Stored data:
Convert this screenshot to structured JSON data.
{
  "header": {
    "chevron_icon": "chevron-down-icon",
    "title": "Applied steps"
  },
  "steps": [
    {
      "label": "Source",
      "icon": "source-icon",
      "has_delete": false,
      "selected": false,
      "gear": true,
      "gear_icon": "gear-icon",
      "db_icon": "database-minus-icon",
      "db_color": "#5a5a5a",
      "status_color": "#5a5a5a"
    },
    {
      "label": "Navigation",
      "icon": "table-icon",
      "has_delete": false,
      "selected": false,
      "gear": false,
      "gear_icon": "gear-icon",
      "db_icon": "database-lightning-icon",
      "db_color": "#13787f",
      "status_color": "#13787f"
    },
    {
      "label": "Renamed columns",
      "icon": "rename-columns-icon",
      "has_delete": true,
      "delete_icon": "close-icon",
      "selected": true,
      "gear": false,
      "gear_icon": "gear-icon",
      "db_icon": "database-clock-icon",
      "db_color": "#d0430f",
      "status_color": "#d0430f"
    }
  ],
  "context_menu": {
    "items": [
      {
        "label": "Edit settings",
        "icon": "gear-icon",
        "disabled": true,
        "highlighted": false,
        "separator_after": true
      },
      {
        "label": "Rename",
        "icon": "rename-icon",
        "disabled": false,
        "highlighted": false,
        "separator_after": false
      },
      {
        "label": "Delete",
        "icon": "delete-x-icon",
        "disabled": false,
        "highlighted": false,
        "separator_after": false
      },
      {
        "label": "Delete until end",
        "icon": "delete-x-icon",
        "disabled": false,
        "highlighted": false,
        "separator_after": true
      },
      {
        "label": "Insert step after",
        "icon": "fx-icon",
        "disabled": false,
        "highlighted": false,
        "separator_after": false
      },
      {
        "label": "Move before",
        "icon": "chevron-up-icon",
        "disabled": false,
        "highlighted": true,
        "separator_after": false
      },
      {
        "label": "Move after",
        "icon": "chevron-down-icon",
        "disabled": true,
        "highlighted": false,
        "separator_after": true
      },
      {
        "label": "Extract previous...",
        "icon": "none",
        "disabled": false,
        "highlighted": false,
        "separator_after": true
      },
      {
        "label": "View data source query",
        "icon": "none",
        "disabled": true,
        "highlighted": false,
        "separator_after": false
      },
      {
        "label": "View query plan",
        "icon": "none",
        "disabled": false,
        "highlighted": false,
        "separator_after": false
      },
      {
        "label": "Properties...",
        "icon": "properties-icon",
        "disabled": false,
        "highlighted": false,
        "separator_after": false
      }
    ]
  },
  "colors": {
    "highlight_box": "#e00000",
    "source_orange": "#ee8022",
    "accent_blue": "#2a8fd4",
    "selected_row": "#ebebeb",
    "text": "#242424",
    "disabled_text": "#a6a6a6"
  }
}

## [To be done]
Give the number of lines in the records that contain the string "query", with no other output.

## [Task response]
2